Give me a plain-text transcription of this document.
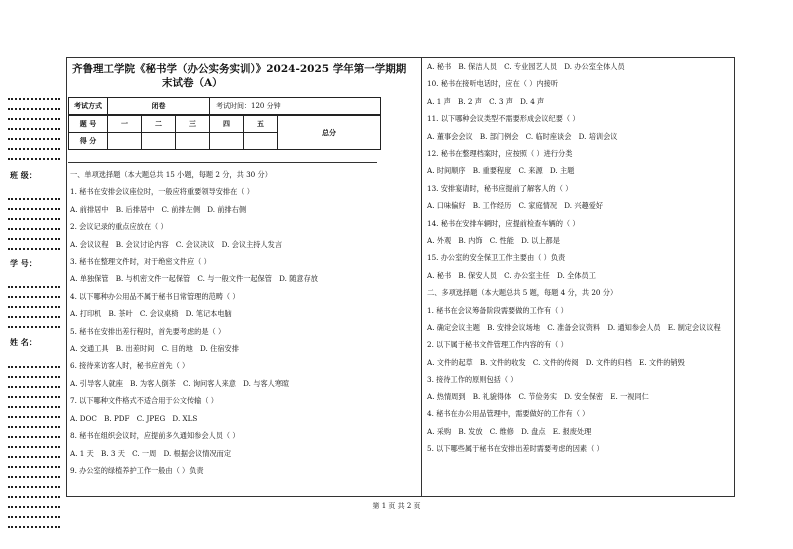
班 级：
学 号：
姓 名：
齐鲁理工学院《秘书学（办公实务实训）》2024-2025 学年第一学期期
末试卷（A）
考试方式	闭卷			考试时间：120 分钟		
题 号	一	二	三	四	五	总分
得 分						
一、单项选择题（本大题总共 15 小题，每题 2 分，共 30 分）
1. 秘书在安排会议座位时，一般应将重要领导安排在（ ）
A. 前排居中　B. 后排居中　C. 前排左侧　D. 前排右侧
2. 会议记录的重点应放在（ ）
A. 会议议程　B. 会议讨论内容　C. 会议决议　D. 会议主持人发言
3. 秘书在整理文件时，对于绝密文件应（ ）
A. 单独保管　B. 与机密文件一起保管　C. 与一般文件一起保管　D. 随意存放
4. 以下哪种办公用品不属于秘书日常管理的范畴（ ）
A. 打印机　B. 茶叶　C. 会议桌椅　D. 笔记本电脑
5. 秘书在安排出差行程时，首先要考虑的是（ ）
A. 交通工具　B. 出差时间　C. 目的地　D. 住宿安排
6. 接待来访客人时，秘书应首先（ ）
A. 引导客人就座　B. 为客人倒茶　C. 询问客人来意　D. 与客人寒暄
7. 以下哪种文件格式不适合用于公文传输（ ）
A. DOC　B. PDF　C. JPEG　D. XLS
8. 秘书在组织会议时，应提前多久通知参会人员（ ）
A. 1 天　B. 3 天　C. 一周　D. 根据会议情况而定
9. 办公室的绿植养护工作一般由（ ）负责
A. 秘书　B. 保洁人员　C. 专业园艺人员　D. 办公室全体人员
10. 秘书在接听电话时，应在（ ）内接听
A. 1 声　B. 2 声　C. 3 声　D. 4 声
11. 以下哪种会议类型不需要形成会议纪要（ ）
A. 董事会会议　B. 部门例会　C. 临时座谈会　D. 培训会议
12. 秘书在整理档案时，应按照（ ）进行分类
A. 时间顺序　B. 重要程度　C. 来源　D. 主题
13. 安排宴请时，秘书应提前了解客人的（ ）
A. 口味偏好　B. 工作经历　C. 家庭情况　D. 兴趣爱好
14. 秘书在安排车辆时，应提前检查车辆的（ ）
A. 外观　B. 内饰　C. 性能　D. 以上都是
15. 办公室的安全保卫工作主要由（ ）负责
A. 秘书　B. 保安人员　C. 办公室主任　D. 全体员工
二、多项选择题（本大题总共 5 题，每题 4 分，共 20 分）
1. 秘书在会议筹备阶段需要做的工作有（ ）
A. 确定会议主题　B. 安排会议场地　C. 准备会议资料　D. 通知参会人员　E. 制定会议议程
2. 以下属于秘书文件管理工作内容的有（ ）
A. 文件的起草　B. 文件的收发　C. 文件的传阅　D. 文件的归档　E. 文件的销毁
3. 接待工作的原则包括（ ）
A. 热情周到　B. 礼貌得体　C. 节俭务实　D. 安全保密　E. 一视同仁
4. 秘书在办公用品管理中，需要做好的工作有（ ）
A. 采购　B. 发放　C. 维修　D. 盘点　E. 报废处理
5. 以下哪些属于秘书在安排出差时需要考虑的因素（ ）
第 1 页 共 2 页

####

Aim of the exercise: Your copy should match the records word for word, with the pictures removed.

Answer to the exercise:
Give me a plain-text transcription of this document.
班 级：
学 号：
姓 名：
齐鲁理工学院《秘书学（办公实务实训）》2024-2025 学年第一学期期
末试卷（A）
考试方式	闭卷			考试时间：120 分钟		
题 号	一	二	三	四	五	总分
得 分						
一、单项选择题（本大题总共 15 小题，每题 2 分，共 30 分）
1. 秘书在安排会议座位时，一般应将重要领导安排在（ ）
A. 前排居中　B. 后排居中　C. 前排左侧　D. 前排右侧
2. 会议记录的重点应放在（ ）
A. 会议议程　B. 会议讨论内容　C. 会议决议　D. 会议主持人发言
3. 秘书在整理文件时，对于绝密文件应（ ）
A. 单独保管　B. 与机密文件一起保管　C. 与一般文件一起保管　D. 随意存放
4. 以下哪种办公用品不属于秘书日常管理的范畴（ ）
A. 打印机　B. 茶叶　C. 会议桌椅　D. 笔记本电脑
5. 秘书在安排出差行程时，首先要考虑的是（ ）
A. 交通工具　B. 出差时间　C. 目的地　D. 住宿安排
6. 接待来访客人时，秘书应首先（ ）
A. 引导客人就座　B. 为客人倒茶　C. 询问客人来意　D. 与客人寒暄
7. 以下哪种文件格式不适合用于公文传输（ ）
A. DOC　B. PDF　C. JPEG　D. XLS
8. 秘书在组织会议时，应提前多久通知参会人员（ ）
A. 1 天　B. 3 天　C. 一周　D. 根据会议情况而定
9. 办公室的绿植养护工作一般由（ ）负责
A. 秘书　B. 保洁人员　C. 专业园艺人员　D. 办公室全体人员
10. 秘书在接听电话时，应在（ ）内接听
A. 1 声　B. 2 声　C. 3 声　D. 4 声
11. 以下哪种会议类型不需要形成会议纪要（ ）
A. 董事会会议　B. 部门例会　C. 临时座谈会　D. 培训会议
12. 秘书在整理档案时，应按照（ ）进行分类
A. 时间顺序　B. 重要程度　C. 来源　D. 主题
13. 安排宴请时，秘书应提前了解客人的（ ）
A. 口味偏好　B. 工作经历　C. 家庭情况　D. 兴趣爱好
14. 秘书在安排车辆时，应提前检查车辆的（ ）
A. 外观　B. 内饰　C. 性能　D. 以上都是
15. 办公室的安全保卫工作主要由（ ）负责
A. 秘书　B. 保安人员　C. 办公室主任　D. 全体员工
二、多项选择题（本大题总共 5 题，每题 4 分，共 20 分）
1. 秘书在会议筹备阶段需要做的工作有（ ）
A. 确定会议主题　B. 安排会议场地　C. 准备会议资料　D. 通知参会人员　E. 制定会议议程
2. 以下属于秘书文件管理工作内容的有（ ）
A. 文件的起草　B. 文件的收发　C. 文件的传阅　D. 文件的归档　E. 文件的销毁
3. 接待工作的原则包括（ ）
A. 热情周到　B. 礼貌得体　C. 节俭务实　D. 安全保密　E. 一视同仁
4. 秘书在办公用品管理中，需要做好的工作有（ ）
A. 采购　B. 发放　C. 维修　D. 盘点　E. 报废处理
5. 以下哪些属于秘书在安排出差时需要考虑的因素（ ）
第 1 页 共 2 页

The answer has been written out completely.